**GIVEN EXERCISE:** Extract each line from the entries below that has the string "指收益设置推荐别人购买能量树时" in it.

☆ ☆ ☆

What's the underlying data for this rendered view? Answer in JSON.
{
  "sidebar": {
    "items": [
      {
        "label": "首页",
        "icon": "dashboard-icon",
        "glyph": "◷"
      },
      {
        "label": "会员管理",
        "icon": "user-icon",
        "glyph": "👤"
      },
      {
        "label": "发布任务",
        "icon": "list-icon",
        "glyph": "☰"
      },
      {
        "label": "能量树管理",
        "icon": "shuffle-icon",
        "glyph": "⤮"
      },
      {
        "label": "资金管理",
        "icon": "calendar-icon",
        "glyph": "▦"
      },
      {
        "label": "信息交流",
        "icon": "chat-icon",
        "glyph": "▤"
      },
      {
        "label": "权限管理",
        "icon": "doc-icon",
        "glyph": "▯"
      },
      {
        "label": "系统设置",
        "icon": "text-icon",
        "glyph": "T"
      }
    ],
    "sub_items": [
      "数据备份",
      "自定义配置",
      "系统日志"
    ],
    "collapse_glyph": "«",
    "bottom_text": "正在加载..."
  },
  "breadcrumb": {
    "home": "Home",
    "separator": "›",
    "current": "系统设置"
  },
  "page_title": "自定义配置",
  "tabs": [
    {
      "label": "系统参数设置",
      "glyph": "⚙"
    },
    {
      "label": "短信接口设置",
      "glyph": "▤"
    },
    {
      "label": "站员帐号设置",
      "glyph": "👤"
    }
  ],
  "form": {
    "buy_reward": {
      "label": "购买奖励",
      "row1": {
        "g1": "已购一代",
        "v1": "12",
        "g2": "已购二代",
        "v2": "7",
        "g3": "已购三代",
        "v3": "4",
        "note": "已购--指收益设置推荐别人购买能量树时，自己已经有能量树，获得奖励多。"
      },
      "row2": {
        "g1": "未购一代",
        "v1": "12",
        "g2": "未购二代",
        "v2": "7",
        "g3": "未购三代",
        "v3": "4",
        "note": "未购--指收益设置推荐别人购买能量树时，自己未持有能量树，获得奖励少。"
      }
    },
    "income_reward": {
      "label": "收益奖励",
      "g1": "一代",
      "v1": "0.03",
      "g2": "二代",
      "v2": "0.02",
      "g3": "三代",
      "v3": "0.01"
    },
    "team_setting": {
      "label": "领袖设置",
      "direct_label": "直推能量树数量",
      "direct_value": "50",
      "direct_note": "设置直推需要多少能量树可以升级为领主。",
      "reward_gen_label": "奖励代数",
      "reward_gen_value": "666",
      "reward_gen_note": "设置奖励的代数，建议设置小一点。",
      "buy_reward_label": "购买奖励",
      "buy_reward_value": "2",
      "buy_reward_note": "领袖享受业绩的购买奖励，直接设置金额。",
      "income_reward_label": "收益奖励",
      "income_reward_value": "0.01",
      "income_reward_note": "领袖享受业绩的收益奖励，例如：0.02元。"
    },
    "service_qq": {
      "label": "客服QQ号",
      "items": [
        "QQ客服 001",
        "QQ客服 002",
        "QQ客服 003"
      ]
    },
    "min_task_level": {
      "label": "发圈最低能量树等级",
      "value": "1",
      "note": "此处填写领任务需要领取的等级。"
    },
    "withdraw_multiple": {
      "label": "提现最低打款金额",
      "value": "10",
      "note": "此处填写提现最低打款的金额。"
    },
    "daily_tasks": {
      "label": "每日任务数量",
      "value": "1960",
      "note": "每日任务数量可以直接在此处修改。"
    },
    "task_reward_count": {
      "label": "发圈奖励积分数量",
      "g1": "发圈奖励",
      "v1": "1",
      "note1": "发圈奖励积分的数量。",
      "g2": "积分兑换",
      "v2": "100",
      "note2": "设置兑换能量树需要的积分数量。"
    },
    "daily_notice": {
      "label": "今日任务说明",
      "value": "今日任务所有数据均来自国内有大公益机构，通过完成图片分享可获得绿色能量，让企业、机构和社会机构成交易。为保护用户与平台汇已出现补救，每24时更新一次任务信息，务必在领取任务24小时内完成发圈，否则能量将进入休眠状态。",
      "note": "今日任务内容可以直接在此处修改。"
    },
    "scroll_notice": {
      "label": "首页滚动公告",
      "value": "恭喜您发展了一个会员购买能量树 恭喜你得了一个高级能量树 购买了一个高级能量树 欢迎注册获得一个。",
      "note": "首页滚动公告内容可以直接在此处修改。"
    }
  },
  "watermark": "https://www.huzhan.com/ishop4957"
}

☆ ☆ ☆

**COMPLETED EXERCISE:**
        "note": "已购--指收益设置推荐别人购买能量树时，自己已经有能量树，获得奖励多。"
        "note": "未购--指收益设置推荐别人购买能量树时，自己未持有能量树，获得奖励少。"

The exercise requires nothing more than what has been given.